TASK DETAILS: Only lines holding "närmare" are needed; copy each of them from the data below.

EXCERPTED DATA:
====================

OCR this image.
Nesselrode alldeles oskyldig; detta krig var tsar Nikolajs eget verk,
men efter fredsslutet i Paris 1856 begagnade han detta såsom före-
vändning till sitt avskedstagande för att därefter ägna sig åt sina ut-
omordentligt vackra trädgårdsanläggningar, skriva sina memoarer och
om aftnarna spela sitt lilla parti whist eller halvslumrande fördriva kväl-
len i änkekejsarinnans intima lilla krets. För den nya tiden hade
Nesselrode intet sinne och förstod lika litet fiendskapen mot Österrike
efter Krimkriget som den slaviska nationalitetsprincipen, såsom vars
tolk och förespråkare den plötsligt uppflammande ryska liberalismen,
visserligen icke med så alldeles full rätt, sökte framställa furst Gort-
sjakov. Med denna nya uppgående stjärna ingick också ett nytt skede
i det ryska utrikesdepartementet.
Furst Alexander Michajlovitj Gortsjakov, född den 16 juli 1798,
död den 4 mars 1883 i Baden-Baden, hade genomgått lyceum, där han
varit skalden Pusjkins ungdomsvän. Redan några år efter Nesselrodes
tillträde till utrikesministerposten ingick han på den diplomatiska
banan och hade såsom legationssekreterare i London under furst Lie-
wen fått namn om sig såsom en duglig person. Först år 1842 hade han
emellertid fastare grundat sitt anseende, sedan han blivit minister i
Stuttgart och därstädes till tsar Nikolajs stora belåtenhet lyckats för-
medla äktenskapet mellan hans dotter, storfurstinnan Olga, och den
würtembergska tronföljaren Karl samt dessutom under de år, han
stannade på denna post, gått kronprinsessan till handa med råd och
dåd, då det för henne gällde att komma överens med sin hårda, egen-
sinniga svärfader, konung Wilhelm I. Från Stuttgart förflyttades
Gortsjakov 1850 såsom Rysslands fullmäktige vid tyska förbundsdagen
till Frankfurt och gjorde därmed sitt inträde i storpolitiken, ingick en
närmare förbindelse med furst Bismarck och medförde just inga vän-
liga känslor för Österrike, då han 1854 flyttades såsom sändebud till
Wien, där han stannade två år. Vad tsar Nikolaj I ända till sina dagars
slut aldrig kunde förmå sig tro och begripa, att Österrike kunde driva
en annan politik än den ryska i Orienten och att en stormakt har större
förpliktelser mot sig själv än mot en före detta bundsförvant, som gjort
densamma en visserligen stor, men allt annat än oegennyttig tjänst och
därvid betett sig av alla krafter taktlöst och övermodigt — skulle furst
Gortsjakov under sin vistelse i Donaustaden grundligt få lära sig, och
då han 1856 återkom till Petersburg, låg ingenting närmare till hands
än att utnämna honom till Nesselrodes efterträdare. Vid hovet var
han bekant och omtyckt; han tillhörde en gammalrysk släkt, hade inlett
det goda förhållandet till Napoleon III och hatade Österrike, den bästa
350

====================

ANSWER BOX:
närmare förbindelse med furst Bismarck och medförde just inga vän-
då han 1856 återkom till Petersburg, låg ingenting närmare till hands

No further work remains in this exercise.